• _WORK TO BE COMPLETED_
Copy each line below exactly and leave the pictures out.

• _PROVIDED INFORMATION_
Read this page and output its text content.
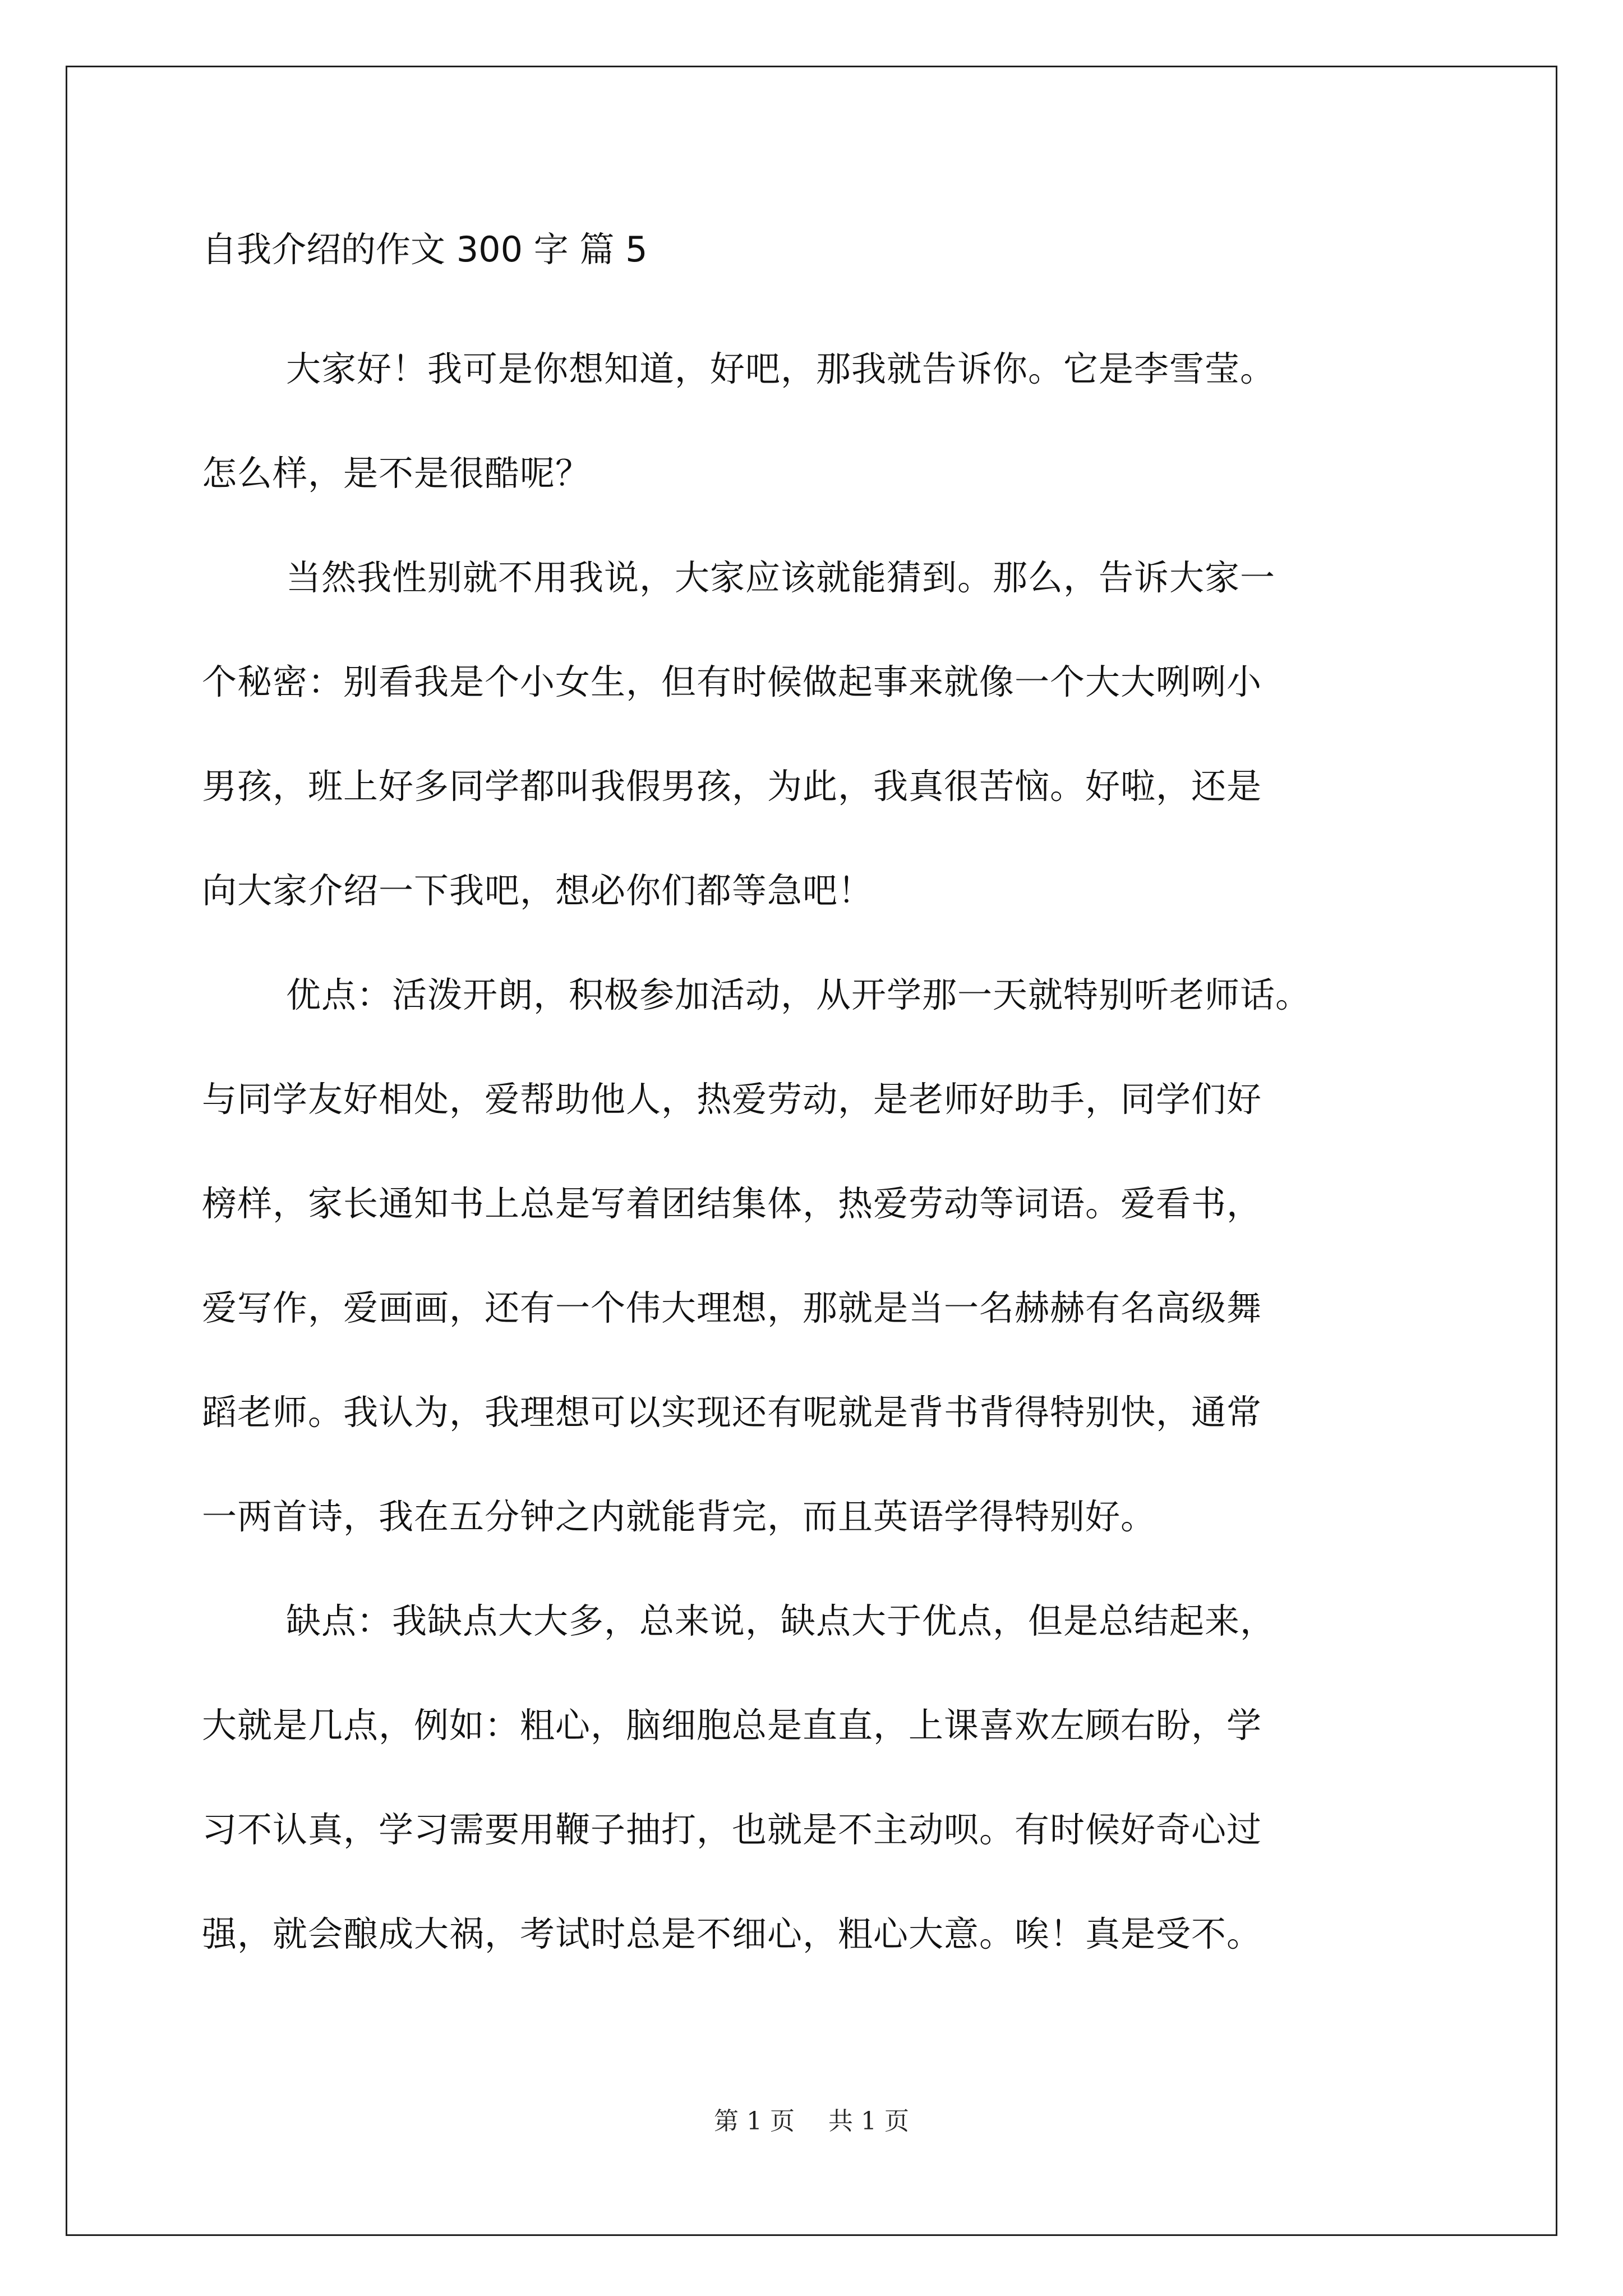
自我介绍的作文 300 字 篇 5

大家好！我可是你想知道，好吧，那我就告诉你。它是李雪莹。
怎么样，是不是很酷呢？

当然我性别就不用我说，大家应该就能猜到。那么，告诉大家一
个秘密：别看我是个小女生，但有时候做起事来就像一个大大咧咧小
男孩，班上好多同学都叫我假男孩，为此，我真很苦恼。好啦，还是
向大家介绍一下我吧，想必你们都等急吧！

优点：活泼开朗，积极参加活动，从开学那一天就特别听老师话。
与同学友好相处，爱帮助他人，热爱劳动，是老师好助手，同学们好
榜样，家长通知书上总是写着团结集体，热爱劳动等词语。爱看书，
爱写作，爱画画，还有一个伟大理想，那就是当一名赫赫有名高级舞
蹈老师。我认为，我理想可以实现还有呢就是背书背得特别快，通常
一两首诗，我在五分钟之内就能背完，而且英语学得特别好。

缺点：我缺点大大多，总来说，缺点大于优点，但是总结起来，
大就是几点，例如：粗心，脑细胞总是直直，上课喜欢左顾右盼，学
习不认真，学习需要用鞭子抽打，也就是不主动呗。有时候好奇心过
强，就会酿成大祸，考试时总是不细心，粗心大意。唉！真是受不。

第 1 页 共 1 页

• _ANSWER IN FULL_
Read this page and output its text content.
自我介绍的作文 300 字 篇 5

大家好！我可是你想知道，好吧，那我就告诉你。它是李雪莹。
怎么样，是不是很酷呢？

当然我性别就不用我说，大家应该就能猜到。那么，告诉大家一
个秘密：别看我是个小女生，但有时候做起事来就像一个大大咧咧小
男孩，班上好多同学都叫我假男孩，为此，我真很苦恼。好啦，还是
向大家介绍一下我吧，想必你们都等急吧！

优点：活泼开朗，积极参加活动，从开学那一天就特别听老师话。
与同学友好相处，爱帮助他人，热爱劳动，是老师好助手，同学们好
榜样，家长通知书上总是写着团结集体，热爱劳动等词语。爱看书，
爱写作，爱画画，还有一个伟大理想，那就是当一名赫赫有名高级舞
蹈老师。我认为，我理想可以实现还有呢就是背书背得特别快，通常
一两首诗，我在五分钟之内就能背完，而且英语学得特别好。

缺点：我缺点大大多，总来说，缺点大于优点，但是总结起来，
大就是几点，例如：粗心，脑细胞总是直直，上课喜欢左顾右盼，学
习不认真，学习需要用鞭子抽打，也就是不主动呗。有时候好奇心过
强，就会酿成大祸，考试时总是不细心，粗心大意。唉！真是受不。

第 1 页 共 1 页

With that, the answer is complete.